▶ RECORDS FOR PROCESSING
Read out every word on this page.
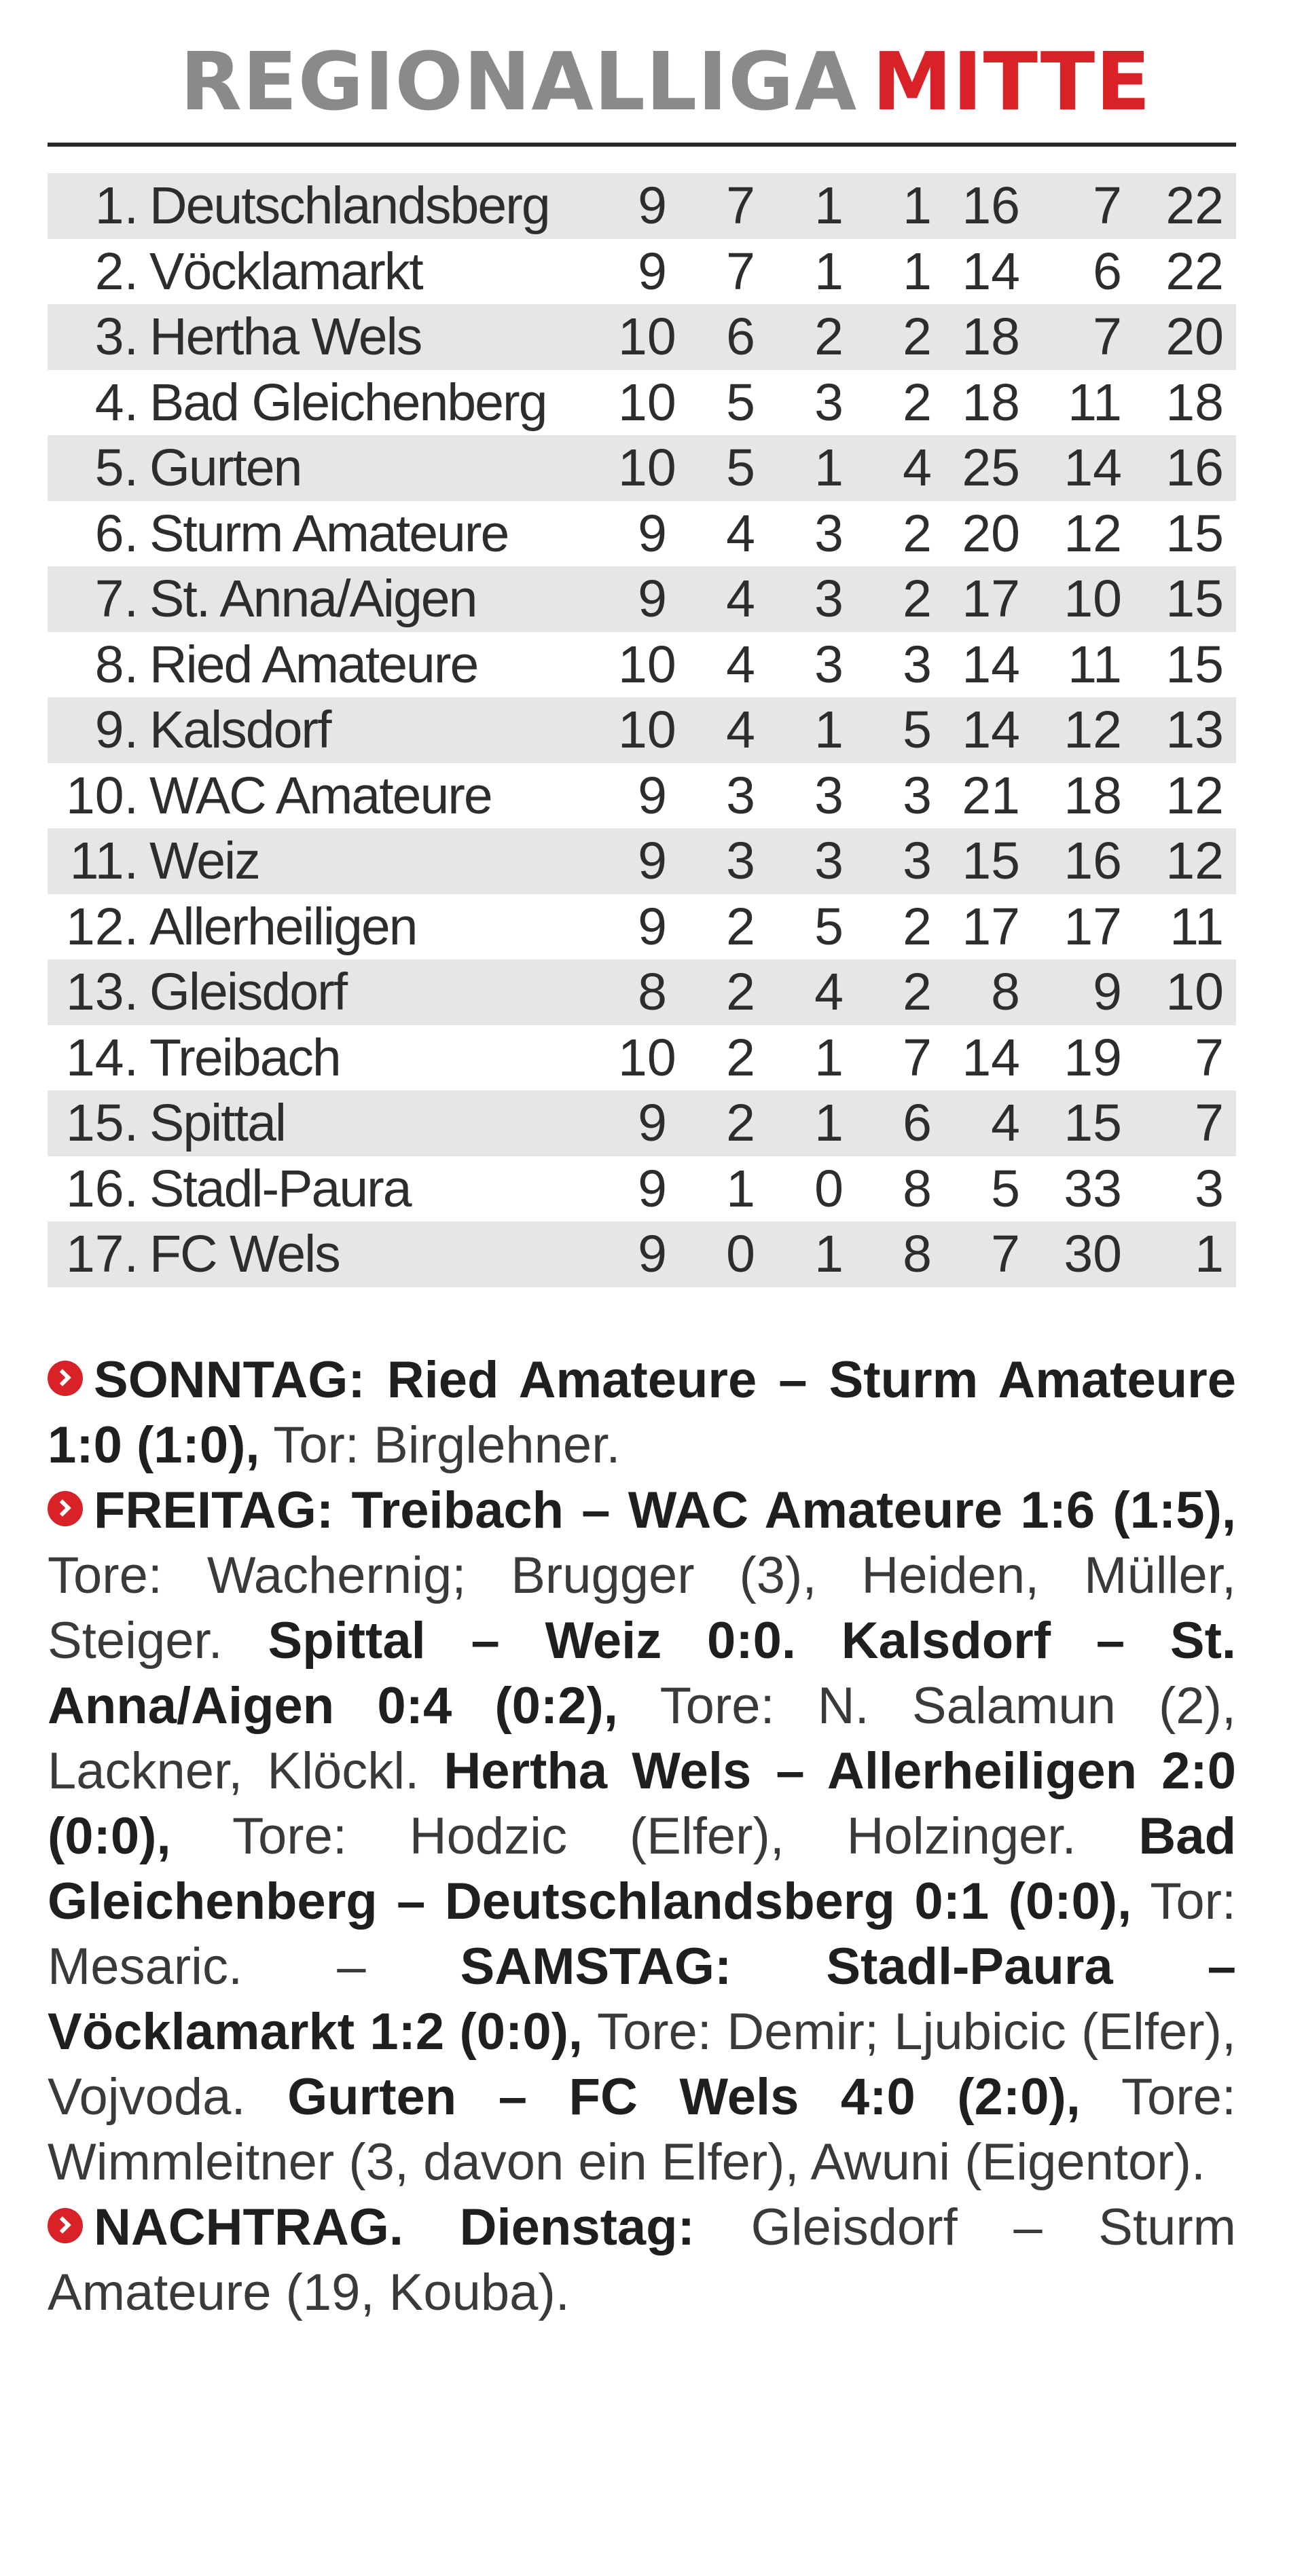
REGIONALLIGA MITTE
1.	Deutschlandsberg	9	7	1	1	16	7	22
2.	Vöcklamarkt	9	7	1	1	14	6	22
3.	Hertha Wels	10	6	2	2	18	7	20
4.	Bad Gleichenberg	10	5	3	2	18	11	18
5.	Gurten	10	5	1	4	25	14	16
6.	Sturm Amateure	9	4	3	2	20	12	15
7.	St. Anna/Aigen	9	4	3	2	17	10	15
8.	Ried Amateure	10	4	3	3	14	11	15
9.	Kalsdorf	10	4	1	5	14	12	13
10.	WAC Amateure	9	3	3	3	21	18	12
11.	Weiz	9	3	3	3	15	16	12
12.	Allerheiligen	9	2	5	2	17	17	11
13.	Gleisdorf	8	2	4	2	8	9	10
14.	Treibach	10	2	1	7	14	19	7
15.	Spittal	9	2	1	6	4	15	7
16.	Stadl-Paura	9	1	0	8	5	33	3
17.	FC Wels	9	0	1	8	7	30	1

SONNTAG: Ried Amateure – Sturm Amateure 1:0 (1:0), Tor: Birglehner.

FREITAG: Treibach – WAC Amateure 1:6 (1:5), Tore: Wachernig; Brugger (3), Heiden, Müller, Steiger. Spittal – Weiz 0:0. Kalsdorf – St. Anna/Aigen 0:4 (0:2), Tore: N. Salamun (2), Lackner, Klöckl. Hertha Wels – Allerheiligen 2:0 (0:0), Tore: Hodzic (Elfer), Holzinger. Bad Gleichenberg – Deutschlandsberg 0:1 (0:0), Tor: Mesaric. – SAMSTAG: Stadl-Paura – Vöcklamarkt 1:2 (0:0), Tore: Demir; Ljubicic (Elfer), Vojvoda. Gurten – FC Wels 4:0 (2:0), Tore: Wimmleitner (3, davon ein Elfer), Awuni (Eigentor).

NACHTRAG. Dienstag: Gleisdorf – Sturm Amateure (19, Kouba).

▶ WHAT IS EXPECTED
Repeat the data exactly, dropping every picture it holds.

▶ TASK RESPONSE
Read out every word on this page.
REGIONALLIGA MITTE
1.	Deutschlandsberg	9	7	1	1	16	7	22
2.	Vöcklamarkt	9	7	1	1	14	6	22
3.	Hertha Wels	10	6	2	2	18	7	20
4.	Bad Gleichenberg	10	5	3	2	18	11	18
5.	Gurten	10	5	1	4	25	14	16
6.	Sturm Amateure	9	4	3	2	20	12	15
7.	St. Anna/Aigen	9	4	3	2	17	10	15
8.	Ried Amateure	10	4	3	3	14	11	15
9.	Kalsdorf	10	4	1	5	14	12	13
10.	WAC Amateure	9	3	3	3	21	18	12
11.	Weiz	9	3	3	3	15	16	12
12.	Allerheiligen	9	2	5	2	17	17	11
13.	Gleisdorf	8	2	4	2	8	9	10
14.	Treibach	10	2	1	7	14	19	7
15.	Spittal	9	2	1	6	4	15	7
16.	Stadl-Paura	9	1	0	8	5	33	3
17.	FC Wels	9	0	1	8	7	30	1

SONNTAG: Ried Amateure – Sturm Amateure 1:0 (1:0), Tor: Birglehner.

FREITAG: Treibach – WAC Amateure 1:6 (1:5), Tore: Wachernig; Brugger (3), Heiden, Müller, Steiger. Spittal – Weiz 0:0. Kalsdorf – St. Anna/Aigen 0:4 (0:2), Tore: N. Salamun (2), Lackner, Klöckl. Hertha Wels – Allerheiligen 2:0 (0:0), Tore: Hodzic (Elfer), Holzinger. Bad Gleichenberg – Deutschlandsberg 0:1 (0:0), Tor: Mesaric. – SAMSTAG: Stadl-Paura – Vöcklamarkt 1:2 (0:0), Tore: Demir; Ljubicic (Elfer), Vojvoda. Gurten – FC Wels 4:0 (2:0), Tore: Wimmleitner (3, davon ein Elfer), Awuni (Eigentor).

NACHTRAG. Dienstag: Gleisdorf – Sturm Amateure (19, Kouba).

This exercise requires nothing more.